┏━━

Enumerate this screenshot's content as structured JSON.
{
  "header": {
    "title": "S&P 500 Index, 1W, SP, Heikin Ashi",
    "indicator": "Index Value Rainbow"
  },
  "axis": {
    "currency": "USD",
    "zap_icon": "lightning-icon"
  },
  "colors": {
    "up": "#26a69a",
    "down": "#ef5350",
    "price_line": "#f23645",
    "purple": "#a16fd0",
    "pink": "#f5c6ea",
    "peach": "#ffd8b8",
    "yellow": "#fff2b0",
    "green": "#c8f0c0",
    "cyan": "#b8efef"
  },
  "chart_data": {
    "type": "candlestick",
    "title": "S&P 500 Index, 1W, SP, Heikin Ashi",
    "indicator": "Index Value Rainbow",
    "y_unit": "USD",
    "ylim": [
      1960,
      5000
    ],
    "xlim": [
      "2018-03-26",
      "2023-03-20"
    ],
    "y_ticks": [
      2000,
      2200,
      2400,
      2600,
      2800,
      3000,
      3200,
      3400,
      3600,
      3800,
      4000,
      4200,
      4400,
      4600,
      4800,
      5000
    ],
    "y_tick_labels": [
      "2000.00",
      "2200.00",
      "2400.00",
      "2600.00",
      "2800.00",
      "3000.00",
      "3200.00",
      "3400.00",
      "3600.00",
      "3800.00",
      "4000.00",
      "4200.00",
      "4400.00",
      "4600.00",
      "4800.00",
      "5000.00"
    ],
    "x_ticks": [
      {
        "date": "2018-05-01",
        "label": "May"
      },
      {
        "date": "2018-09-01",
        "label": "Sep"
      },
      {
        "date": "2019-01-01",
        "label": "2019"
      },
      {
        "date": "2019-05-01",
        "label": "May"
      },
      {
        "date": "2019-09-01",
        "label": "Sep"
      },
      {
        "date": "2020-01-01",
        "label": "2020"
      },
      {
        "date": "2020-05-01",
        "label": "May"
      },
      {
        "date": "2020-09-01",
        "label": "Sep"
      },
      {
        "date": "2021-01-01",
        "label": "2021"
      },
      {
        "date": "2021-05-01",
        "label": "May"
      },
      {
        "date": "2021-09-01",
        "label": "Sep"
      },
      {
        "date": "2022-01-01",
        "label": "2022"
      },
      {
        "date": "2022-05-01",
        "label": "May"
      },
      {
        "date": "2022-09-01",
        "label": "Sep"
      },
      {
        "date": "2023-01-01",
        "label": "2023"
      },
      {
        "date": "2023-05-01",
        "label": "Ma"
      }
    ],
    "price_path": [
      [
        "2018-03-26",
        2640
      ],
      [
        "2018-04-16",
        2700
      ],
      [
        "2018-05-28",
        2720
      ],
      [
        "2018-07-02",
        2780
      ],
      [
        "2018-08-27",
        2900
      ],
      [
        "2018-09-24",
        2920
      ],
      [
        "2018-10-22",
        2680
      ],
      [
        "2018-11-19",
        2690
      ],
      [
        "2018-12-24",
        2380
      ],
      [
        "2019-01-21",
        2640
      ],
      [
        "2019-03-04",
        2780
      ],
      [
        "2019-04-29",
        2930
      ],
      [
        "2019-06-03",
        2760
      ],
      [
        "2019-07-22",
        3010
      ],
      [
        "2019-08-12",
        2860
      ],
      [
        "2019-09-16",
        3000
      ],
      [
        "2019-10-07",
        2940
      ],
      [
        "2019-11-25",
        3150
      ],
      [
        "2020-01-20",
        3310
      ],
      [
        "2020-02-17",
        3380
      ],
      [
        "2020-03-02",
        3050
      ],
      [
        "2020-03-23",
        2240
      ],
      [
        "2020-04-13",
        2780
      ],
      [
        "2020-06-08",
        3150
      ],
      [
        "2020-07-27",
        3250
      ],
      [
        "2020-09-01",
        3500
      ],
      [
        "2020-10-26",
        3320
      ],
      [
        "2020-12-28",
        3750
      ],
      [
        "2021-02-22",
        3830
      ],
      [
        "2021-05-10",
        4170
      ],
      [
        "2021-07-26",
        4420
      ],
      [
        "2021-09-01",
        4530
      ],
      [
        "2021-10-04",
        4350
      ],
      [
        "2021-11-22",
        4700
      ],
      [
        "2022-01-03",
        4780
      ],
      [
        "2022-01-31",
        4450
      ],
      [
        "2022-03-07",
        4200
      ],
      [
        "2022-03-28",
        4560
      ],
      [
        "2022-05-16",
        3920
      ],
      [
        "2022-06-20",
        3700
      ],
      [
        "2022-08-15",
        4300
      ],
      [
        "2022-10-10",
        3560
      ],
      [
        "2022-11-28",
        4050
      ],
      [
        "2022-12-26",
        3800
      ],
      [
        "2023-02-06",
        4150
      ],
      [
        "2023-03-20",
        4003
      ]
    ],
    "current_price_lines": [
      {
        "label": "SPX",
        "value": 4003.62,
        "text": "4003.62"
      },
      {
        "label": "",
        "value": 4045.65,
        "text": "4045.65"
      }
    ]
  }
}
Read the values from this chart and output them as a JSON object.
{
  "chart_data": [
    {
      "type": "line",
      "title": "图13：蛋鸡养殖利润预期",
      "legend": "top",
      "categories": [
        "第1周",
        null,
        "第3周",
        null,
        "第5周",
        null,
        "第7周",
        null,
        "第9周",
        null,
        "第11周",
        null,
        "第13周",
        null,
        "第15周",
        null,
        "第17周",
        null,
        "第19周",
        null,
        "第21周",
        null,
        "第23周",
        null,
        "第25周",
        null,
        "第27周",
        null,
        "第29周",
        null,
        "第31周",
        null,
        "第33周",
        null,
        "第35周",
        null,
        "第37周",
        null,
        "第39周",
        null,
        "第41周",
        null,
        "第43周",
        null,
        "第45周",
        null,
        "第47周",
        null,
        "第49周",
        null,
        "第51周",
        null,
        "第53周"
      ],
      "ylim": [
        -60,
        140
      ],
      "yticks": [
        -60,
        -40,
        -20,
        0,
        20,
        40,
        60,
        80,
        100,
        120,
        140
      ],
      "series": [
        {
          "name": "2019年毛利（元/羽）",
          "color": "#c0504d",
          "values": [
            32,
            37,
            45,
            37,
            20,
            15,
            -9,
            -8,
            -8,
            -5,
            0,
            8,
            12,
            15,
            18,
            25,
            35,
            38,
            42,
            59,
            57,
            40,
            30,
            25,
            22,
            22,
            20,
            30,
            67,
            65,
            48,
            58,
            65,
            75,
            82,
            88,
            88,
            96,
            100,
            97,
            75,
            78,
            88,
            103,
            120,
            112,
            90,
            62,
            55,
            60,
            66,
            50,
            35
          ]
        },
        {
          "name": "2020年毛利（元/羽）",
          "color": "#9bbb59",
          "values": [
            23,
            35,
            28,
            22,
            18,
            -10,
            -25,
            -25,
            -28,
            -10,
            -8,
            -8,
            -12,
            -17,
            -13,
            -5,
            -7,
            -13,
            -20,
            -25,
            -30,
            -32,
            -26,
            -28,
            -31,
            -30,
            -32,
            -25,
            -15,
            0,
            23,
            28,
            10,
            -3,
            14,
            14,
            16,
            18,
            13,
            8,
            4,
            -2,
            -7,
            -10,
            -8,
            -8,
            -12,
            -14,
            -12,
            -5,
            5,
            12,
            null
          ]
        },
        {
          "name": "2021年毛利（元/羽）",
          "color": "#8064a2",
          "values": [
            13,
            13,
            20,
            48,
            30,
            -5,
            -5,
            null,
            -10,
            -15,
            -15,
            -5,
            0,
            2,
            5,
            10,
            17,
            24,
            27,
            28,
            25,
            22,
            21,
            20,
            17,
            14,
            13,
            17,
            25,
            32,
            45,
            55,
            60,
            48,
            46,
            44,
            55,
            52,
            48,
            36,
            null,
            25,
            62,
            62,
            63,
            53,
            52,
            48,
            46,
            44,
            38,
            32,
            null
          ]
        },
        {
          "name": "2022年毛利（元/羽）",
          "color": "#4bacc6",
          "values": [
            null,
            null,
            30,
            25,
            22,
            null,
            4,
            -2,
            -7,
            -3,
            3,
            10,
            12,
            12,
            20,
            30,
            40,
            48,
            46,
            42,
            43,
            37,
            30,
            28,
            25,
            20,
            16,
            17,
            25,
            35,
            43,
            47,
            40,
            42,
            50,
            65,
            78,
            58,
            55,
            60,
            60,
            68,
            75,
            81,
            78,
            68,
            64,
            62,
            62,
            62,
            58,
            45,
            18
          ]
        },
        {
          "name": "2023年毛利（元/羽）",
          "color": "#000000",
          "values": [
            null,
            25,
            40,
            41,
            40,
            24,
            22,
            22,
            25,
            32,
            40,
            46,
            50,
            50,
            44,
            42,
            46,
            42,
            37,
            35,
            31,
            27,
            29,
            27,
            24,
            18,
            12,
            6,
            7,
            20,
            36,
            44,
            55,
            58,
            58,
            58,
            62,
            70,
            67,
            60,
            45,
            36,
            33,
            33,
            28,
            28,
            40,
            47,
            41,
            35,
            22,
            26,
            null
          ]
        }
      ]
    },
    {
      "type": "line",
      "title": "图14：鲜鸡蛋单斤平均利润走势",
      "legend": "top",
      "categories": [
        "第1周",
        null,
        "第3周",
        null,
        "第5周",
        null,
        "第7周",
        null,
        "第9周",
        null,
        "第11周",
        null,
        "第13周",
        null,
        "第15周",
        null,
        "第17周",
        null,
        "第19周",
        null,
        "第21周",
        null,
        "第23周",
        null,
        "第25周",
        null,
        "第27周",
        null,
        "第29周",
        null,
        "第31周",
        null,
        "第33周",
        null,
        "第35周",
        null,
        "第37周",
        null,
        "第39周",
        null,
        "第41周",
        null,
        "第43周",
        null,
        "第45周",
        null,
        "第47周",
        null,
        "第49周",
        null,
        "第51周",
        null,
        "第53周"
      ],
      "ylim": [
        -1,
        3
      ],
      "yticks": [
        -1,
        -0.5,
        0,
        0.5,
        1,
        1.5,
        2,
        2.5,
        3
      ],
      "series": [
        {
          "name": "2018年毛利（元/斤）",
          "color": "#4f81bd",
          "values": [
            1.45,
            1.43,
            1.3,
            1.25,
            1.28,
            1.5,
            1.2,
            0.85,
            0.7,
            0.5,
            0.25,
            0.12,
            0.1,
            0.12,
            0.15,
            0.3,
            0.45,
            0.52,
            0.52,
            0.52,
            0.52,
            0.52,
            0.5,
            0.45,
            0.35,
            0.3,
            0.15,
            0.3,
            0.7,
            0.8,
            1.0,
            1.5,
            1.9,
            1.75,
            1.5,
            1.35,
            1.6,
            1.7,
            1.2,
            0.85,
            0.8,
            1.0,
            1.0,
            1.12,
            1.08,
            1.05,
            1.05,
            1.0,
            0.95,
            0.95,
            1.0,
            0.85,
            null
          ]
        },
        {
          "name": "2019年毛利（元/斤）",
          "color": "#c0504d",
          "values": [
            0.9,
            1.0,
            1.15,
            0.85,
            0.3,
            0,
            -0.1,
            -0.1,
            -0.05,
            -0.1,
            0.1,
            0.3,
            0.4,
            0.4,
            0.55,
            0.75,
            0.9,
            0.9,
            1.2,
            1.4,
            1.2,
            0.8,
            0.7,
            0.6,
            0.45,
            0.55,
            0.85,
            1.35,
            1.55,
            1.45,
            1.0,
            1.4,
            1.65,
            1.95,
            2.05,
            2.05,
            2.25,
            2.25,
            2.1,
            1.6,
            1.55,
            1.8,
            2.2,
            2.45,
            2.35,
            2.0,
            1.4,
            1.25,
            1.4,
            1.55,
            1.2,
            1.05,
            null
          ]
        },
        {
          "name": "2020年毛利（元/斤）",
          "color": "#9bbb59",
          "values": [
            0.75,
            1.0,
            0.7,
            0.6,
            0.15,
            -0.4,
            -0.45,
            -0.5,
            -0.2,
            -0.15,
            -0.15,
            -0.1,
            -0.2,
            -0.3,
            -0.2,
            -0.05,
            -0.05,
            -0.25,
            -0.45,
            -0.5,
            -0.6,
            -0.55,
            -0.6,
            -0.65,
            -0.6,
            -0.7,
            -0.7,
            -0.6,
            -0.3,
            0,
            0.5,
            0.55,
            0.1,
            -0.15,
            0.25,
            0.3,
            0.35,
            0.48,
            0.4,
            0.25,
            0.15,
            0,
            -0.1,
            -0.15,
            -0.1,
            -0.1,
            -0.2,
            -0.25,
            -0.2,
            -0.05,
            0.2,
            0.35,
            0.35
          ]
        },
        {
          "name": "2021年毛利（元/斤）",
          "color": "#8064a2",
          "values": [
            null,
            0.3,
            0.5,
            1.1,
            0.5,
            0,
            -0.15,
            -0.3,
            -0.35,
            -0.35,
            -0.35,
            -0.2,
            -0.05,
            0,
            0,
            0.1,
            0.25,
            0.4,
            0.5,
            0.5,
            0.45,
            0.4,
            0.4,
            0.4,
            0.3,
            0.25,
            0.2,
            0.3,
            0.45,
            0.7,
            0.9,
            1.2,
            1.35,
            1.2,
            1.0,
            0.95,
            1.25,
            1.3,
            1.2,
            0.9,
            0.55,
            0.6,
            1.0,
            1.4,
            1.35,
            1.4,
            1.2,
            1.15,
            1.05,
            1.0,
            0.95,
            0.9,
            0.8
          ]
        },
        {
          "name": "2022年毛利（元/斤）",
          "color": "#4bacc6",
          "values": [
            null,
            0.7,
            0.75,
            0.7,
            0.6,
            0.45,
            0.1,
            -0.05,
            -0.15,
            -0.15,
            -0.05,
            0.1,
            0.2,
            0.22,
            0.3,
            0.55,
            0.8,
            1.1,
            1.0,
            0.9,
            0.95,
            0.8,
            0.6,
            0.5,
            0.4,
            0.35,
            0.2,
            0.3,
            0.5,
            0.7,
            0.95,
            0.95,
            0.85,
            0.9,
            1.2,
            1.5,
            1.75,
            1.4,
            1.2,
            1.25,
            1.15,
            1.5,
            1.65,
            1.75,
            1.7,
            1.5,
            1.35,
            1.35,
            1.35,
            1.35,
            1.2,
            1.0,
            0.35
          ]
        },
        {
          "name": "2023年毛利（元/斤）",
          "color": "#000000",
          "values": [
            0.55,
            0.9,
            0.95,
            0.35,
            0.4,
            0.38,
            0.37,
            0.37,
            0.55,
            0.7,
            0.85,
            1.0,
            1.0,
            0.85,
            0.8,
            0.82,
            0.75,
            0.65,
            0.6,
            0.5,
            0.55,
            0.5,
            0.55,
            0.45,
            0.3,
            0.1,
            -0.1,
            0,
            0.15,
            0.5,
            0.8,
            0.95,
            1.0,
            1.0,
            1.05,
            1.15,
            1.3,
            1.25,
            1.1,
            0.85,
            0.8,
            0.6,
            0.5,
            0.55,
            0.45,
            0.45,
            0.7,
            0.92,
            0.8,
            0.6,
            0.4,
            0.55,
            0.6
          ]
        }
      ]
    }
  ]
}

┗━━

Exercise prompt
Pull every line containing "name" out of the data above.

Finished exercise
          "name": "2019年毛利（元/羽）",
          "name": "2020年毛利（元/羽）",
          "name": "2021年毛利（元/羽）",
          "name": "2022年毛利（元/羽）",
          "name": "2023年毛利（元/羽）",
          "name": "2018年毛利（元/斤）",
          "name": "2019年毛利（元/斤）",
          "name": "2020年毛利（元/斤）",
          "name": "2021年毛利（元/斤）",
          "name": "2022年毛利（元/斤）",
          "name": "2023年毛利（元/斤）",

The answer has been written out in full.